» Your task
Copy every line of the records below that holds the word "JSON".

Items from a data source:
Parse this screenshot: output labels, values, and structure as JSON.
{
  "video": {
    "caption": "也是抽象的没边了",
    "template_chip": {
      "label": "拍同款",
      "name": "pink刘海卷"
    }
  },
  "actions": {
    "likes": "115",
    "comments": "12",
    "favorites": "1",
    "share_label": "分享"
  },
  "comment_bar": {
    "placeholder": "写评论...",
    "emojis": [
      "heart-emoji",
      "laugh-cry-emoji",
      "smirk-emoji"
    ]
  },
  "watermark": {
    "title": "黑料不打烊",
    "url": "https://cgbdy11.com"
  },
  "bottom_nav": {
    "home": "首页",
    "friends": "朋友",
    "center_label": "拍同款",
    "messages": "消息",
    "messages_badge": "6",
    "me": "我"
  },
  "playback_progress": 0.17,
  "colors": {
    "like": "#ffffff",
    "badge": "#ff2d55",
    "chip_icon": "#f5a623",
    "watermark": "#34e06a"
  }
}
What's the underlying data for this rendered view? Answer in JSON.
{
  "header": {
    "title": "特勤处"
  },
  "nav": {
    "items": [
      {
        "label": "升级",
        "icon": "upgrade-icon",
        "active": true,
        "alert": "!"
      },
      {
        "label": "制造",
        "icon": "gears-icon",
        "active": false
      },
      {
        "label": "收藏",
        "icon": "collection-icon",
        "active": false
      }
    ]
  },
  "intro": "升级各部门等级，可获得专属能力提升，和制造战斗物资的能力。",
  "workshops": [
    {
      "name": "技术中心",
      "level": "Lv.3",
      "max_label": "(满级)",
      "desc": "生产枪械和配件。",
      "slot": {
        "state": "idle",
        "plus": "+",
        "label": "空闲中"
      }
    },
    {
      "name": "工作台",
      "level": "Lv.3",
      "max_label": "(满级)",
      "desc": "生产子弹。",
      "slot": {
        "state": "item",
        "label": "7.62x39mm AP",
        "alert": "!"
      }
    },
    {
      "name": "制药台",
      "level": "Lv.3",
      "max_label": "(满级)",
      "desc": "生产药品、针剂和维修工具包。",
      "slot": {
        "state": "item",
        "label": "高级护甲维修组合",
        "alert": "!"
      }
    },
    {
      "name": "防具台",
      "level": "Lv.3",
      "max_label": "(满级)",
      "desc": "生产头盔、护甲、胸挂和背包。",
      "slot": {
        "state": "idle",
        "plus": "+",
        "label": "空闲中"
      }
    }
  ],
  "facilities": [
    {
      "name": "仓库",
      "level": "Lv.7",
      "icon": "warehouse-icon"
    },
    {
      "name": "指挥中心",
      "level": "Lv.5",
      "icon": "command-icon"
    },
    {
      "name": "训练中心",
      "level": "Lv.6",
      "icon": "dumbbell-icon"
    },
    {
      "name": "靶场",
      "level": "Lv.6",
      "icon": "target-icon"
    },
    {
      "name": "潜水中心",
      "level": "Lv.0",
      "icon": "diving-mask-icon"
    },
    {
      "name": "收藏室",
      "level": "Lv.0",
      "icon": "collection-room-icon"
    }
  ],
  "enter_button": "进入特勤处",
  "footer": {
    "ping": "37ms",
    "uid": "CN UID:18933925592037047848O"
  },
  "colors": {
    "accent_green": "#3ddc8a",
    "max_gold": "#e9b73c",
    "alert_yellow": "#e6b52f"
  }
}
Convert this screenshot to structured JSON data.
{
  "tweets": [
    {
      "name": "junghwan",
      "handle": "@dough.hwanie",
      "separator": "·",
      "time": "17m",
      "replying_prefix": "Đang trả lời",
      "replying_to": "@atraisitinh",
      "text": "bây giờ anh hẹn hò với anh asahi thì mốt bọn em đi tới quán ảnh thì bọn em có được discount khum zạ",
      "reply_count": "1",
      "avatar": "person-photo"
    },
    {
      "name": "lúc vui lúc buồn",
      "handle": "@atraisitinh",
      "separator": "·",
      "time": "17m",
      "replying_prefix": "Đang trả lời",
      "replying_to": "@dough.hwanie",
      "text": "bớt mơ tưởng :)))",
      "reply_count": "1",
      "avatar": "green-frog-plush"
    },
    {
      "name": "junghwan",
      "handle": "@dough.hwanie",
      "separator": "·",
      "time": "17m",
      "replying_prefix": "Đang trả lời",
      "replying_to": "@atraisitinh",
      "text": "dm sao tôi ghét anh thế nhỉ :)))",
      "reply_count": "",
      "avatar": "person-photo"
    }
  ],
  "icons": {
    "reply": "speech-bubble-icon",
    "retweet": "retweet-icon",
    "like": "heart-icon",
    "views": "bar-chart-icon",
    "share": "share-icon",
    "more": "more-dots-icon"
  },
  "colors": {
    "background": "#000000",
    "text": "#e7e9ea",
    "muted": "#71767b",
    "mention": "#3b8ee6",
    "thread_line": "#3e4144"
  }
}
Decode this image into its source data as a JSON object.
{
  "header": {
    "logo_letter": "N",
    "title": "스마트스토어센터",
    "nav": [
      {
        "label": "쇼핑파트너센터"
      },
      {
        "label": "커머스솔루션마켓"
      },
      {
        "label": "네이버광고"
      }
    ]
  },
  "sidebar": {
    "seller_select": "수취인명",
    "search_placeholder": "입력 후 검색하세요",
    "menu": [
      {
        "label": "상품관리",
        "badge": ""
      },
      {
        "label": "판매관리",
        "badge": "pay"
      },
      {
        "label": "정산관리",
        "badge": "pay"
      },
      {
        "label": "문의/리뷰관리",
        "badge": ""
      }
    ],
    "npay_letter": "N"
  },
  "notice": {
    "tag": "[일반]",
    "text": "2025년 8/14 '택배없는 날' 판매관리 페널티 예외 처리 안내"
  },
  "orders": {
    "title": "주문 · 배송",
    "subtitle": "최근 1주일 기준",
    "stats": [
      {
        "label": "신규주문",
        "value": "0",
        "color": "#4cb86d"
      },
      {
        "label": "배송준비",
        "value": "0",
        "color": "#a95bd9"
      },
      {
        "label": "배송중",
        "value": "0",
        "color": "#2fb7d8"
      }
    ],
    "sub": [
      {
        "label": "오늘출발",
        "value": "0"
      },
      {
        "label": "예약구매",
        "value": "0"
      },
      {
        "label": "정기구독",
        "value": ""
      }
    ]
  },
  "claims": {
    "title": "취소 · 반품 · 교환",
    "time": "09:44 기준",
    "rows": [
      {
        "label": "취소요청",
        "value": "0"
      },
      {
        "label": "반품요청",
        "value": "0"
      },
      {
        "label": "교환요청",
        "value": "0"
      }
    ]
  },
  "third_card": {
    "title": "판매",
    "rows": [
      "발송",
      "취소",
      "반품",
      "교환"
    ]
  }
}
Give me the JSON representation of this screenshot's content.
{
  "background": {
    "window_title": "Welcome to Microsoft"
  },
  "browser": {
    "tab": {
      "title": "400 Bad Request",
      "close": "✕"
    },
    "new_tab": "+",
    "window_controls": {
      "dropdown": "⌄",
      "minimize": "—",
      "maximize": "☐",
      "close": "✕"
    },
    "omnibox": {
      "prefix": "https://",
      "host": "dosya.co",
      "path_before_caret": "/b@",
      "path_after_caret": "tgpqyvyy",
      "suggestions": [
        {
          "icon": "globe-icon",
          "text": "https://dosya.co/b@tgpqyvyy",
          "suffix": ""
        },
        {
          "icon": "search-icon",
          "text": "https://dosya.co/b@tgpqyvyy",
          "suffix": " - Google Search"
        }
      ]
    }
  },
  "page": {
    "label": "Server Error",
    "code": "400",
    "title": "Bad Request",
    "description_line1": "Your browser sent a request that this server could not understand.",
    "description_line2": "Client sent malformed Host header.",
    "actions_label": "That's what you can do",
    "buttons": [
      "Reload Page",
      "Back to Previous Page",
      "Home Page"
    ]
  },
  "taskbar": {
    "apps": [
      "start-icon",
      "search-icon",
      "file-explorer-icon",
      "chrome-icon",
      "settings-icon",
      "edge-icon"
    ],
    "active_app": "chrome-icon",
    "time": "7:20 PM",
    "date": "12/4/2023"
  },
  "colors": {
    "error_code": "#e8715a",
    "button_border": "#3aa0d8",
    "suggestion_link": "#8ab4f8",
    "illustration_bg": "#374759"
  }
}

» Correct result
Parse this screenshot: output labels, values, and structure as JSON.
What's the underlying data for this rendered view? Answer in JSON.
Convert this screenshot to structured JSON data.
Decode this image into its source data as a JSON object.
Give me the JSON representation of this screenshot's content.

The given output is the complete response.